Stored records:
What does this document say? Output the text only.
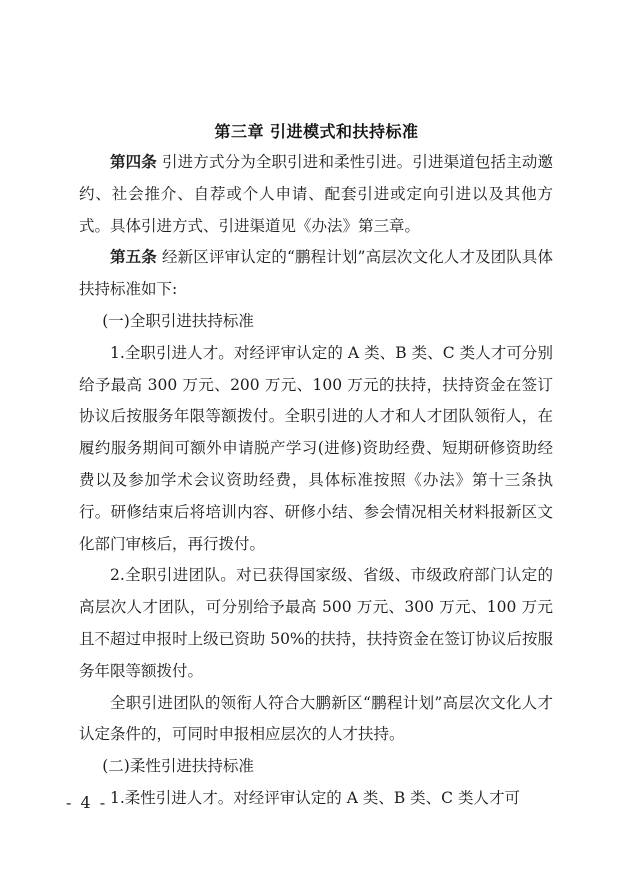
第三章 引进模式和扶持标准

第四条 引进方式分为全职引进和柔性引进。引进渠道包括主动邀约、社会推介、自荐或个人申请、配套引进或定向引进以及其他方式。具体引进方式、引进渠道见《办法》第三章。

第五条 经新区评审认定的“鹏程计划”高层次文化人才及团队具体扶持标准如下:

(一)全职引进扶持标准

1.全职引进人才。对经评审认定的 A 类、B 类、C 类人才可分别给予最高 300 万元、200 万元、100 万元的扶持，扶持资金在签订协议后按服务年限等额拨付。全职引进的人才和人才团队领衔人，在履约服务期间可额外申请脱产学习(进修)资助经费、短期研修资助经费以及参加学术会议资助经费，具体标准按照《办法》第十三条执行。研修结束后将培训内容、研修小结、参会情况相关材料报新区文化部门审核后，再行拨付。

2.全职引进团队。对已获得国家级、省级、市级政府部门认定的高层次人才团队，可分别给予最高 500 万元、300 万元、100 万元且不超过申报时上级已资助 50%的扶持，扶持资金在签订协议后按服务年限等额拨付。

全职引进团队的领衔人符合大鹏新区“鹏程计划”高层次文化人才认定条件的，可同时申报相应层次的人才扶持。

(二)柔性引进扶持标准

1.柔性引进人才。对经评审认定的 A 类、B 类、C 类人才可

- 4 -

The request: Across the material above, count every line holding "扶持资金在签订协议后按服务年限等额拨付" and write down only the number.

Expected output: 2